# [Requirements]
Take each line containing the word "оснащения" and copy it.

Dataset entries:
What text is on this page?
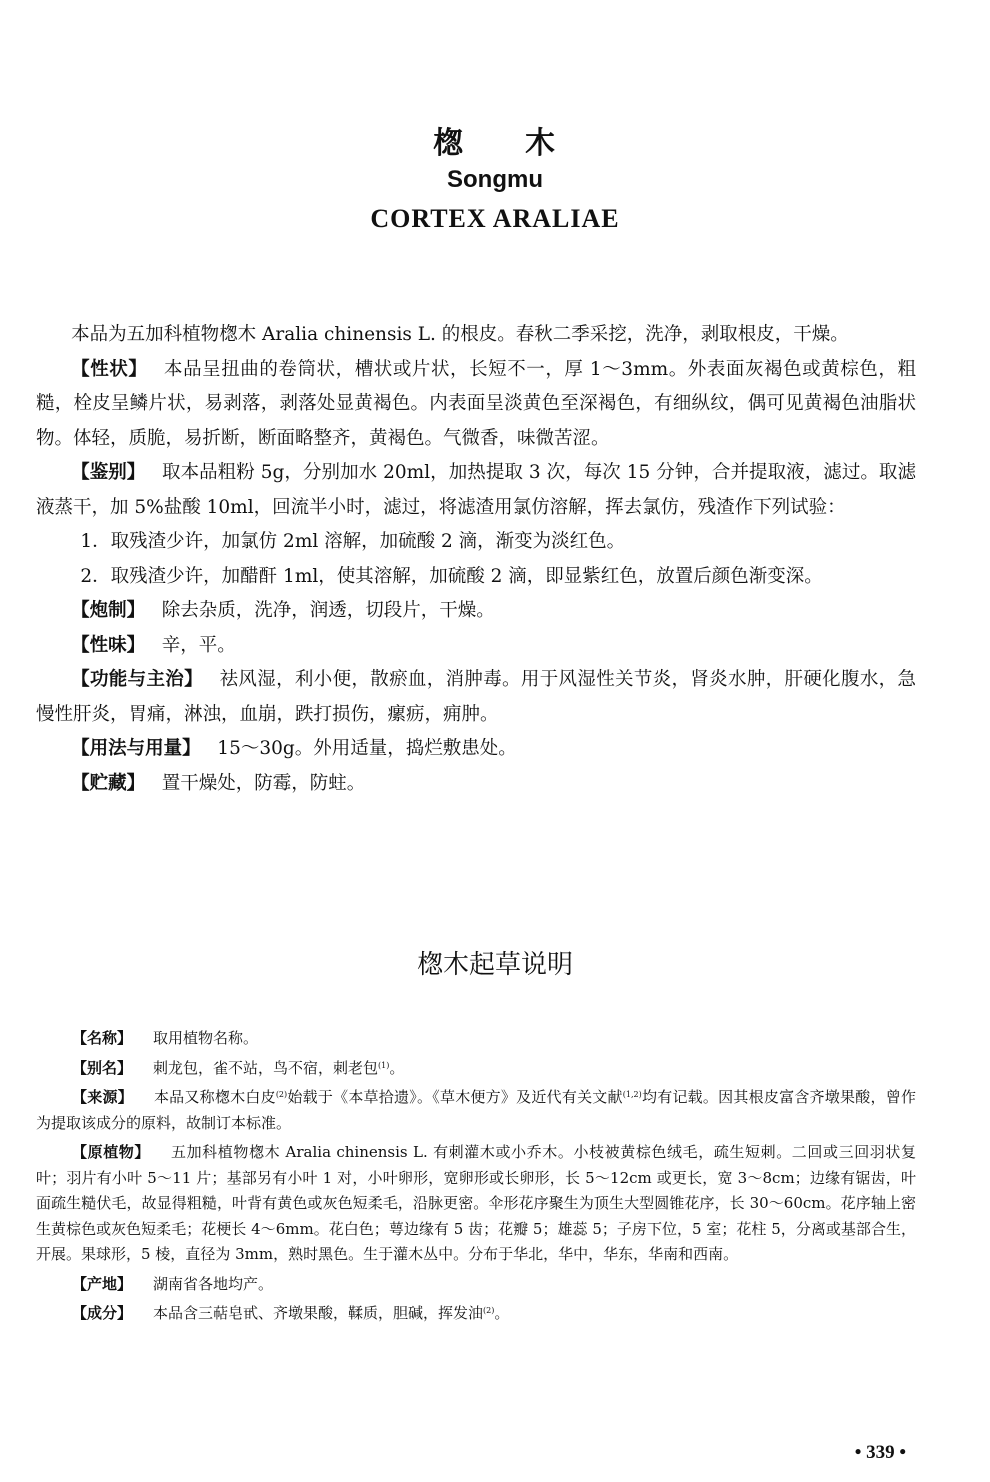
楤 木
Songmu
CORTEX ARALIAE

本品为五加科植物楤木 Aralia chinensis L. 的根皮。春秋二季采挖，洗净，剥取根皮，干燥。

【性状】 本品呈扭曲的卷筒状，槽状或片状，长短不一，厚 1～3mm。外表面灰褐色或黄棕色，粗糙，栓皮呈鳞片状，易剥落，剥落处显黄褐色。内表面呈淡黄色至深褐色，有细纵纹，偶可见黄褐色油脂状物。体轻，质脆，易折断，断面略整齐，黄褐色。气微香，味微苦涩。

【鉴别】 取本品粗粉 5g，分别加水 20ml，加热提取 3 次，每次 15 分钟，合并提取液，滤过。取滤液蒸干，加 5%盐酸 10ml，回流半小时，滤过，将滤渣用氯仿溶解，挥去氯仿，残渣作下列试验：

1．取残渣少许，加氯仿 2ml 溶解，加硫酸 2 滴，渐变为淡红色。

2．取残渣少许，加醋酐 1ml，使其溶解，加硫酸 2 滴，即显紫红色，放置后颜色渐变深。

【炮制】 除去杂质，洗净，润透，切段片，干燥。

【性味】 辛，平。

【功能与主治】 祛风湿，利小便，散瘀血，消肿毒。用于风湿性关节炎，肾炎水肿，肝硬化腹水，急慢性肝炎，胃痛，淋浊，血崩，跌打损伤，瘰疬，痈肿。

【用法与用量】 15～30g。外用适量，捣烂敷患处。

【贮藏】 置干燥处，防霉，防蛀。

楤木起草说明

【名称】 取用植物名称。

【别名】 刺龙包，雀不站，鸟不宿，刺老包$^{(1)}$。

【来源】 本品又称楤木白皮$^{(2)}$始载于《本草拾遗》。《草木便方》及近代有关文献$^{(1,2)}$均有记载。因其根皮富含齐墩果酸，曾作为提取该成分的原料，故制订本标准。

【原植物】 五加科植物楤木 Aralia chinensis L. 有刺灌木或小乔木。小枝被黄棕色绒毛，疏生短刺。二回或三回羽状复叶；羽片有小叶 5～11 片；基部另有小叶 1 对，小叶卵形，宽卵形或长卵形，长 5～12cm 或更长，宽 3～8cm；边缘有锯齿，叶面疏生糙伏毛，故显得粗糙，叶背有黄色或灰色短柔毛，沿脉更密。伞形花序聚生为顶生大型圆锥花序，长 30～60cm。花序轴上密生黄棕色或灰色短柔毛；花梗长 4～6mm。花白色；萼边缘有 5 齿；花瓣 5；雄蕊 5；子房下位，5 室；花柱 5，分离或基部合生，开展。果球形，5 棱，直径为 3mm，熟时黑色。生于灌木丛中。分布于华北，华中，华东，华南和西南。

【产地】 湖南省各地均产。

【成分】 本品含三萜皂甙、齐墩果酸，鞣质，胆碱，挥发油$^{(2)}$。

• 339 •
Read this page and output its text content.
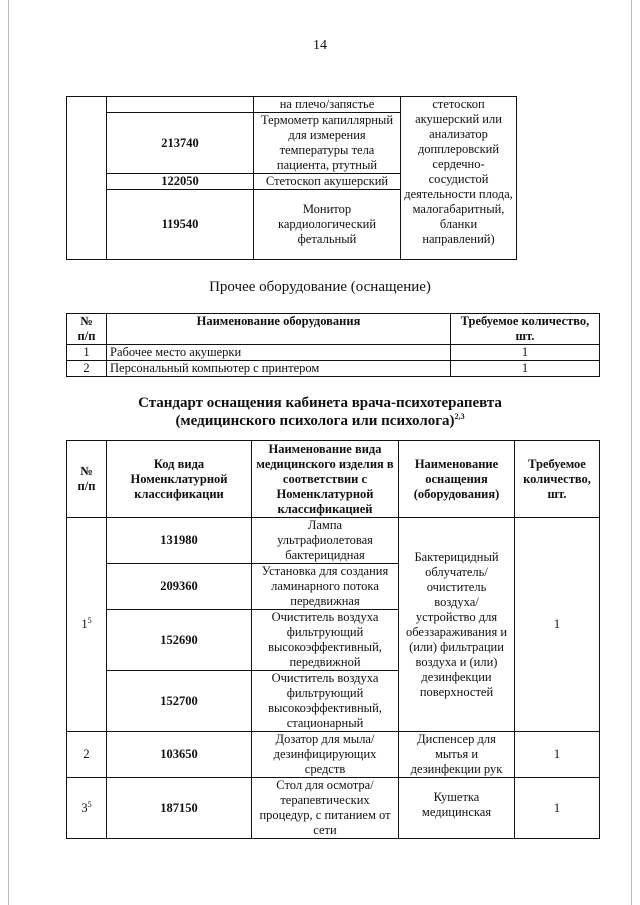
14
		на плечо/запястье	стетоскоп акушерский или анализатор допплеровский сердечно-сосудистой деятельности плода, малогабаритный, бланки направлений)
	213740	Термометр капиллярный для измерения температуры тела пациента, ртутный	
	122050	Стетоскоп акушерский	
	119540	Монитор кардиологический фетальный	
Прочее оборудование (оснащение)
№ п/п	Наименование оборудования	Требуемое количество, шт.
1	Рабочее место акушерки	1
2	Персональный компьютер с принтером	1
Стандарт оснащения кабинета врача-психотерапевта
(медицинского психолога или психолога)$^{2,3}$
№ п/п	Код вида Номенклатурной классификации	Наименование вида медицинского изделия в соответствии с Номенклатурной классификацией	Наименование оснащения (оборудования)	Требуемое количество, шт.
$1^5$	131980	Лампа ультрафиолетовая бактерицидная	Бактерицидный облучатель/ очиститель воздуха/ устройство для обеззараживания и (или) фильтрации воздуха и (или) дезинфекции поверхностей	1
	209360	Установка для создания ламинарного потока передвижная		
	152690	Очиститель воздуха фильтрующий высокоэффективный, передвижной		
	152700	Очиститель воздуха фильтрующий высокоэффективный, стационарный		
2	103650	Дозатор для мыла/ дезинфицирующих средств	Диспенсер для мытья и дезинфекции рук	1
$3^5$	187150	Стол для осмотра/ терапевтических процедур, с питанием от сети	Кушетка медицинская	1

# [Result]
Стандарт оснащения кабинета врача-психотерапевта
№ п/п	Код вида Номенклатурной классификации	Наименование вида медицинского изделия в соответствии с Номенклатурной классификацией	Наименование оснащения (оборудования)	Требуемое количество, шт.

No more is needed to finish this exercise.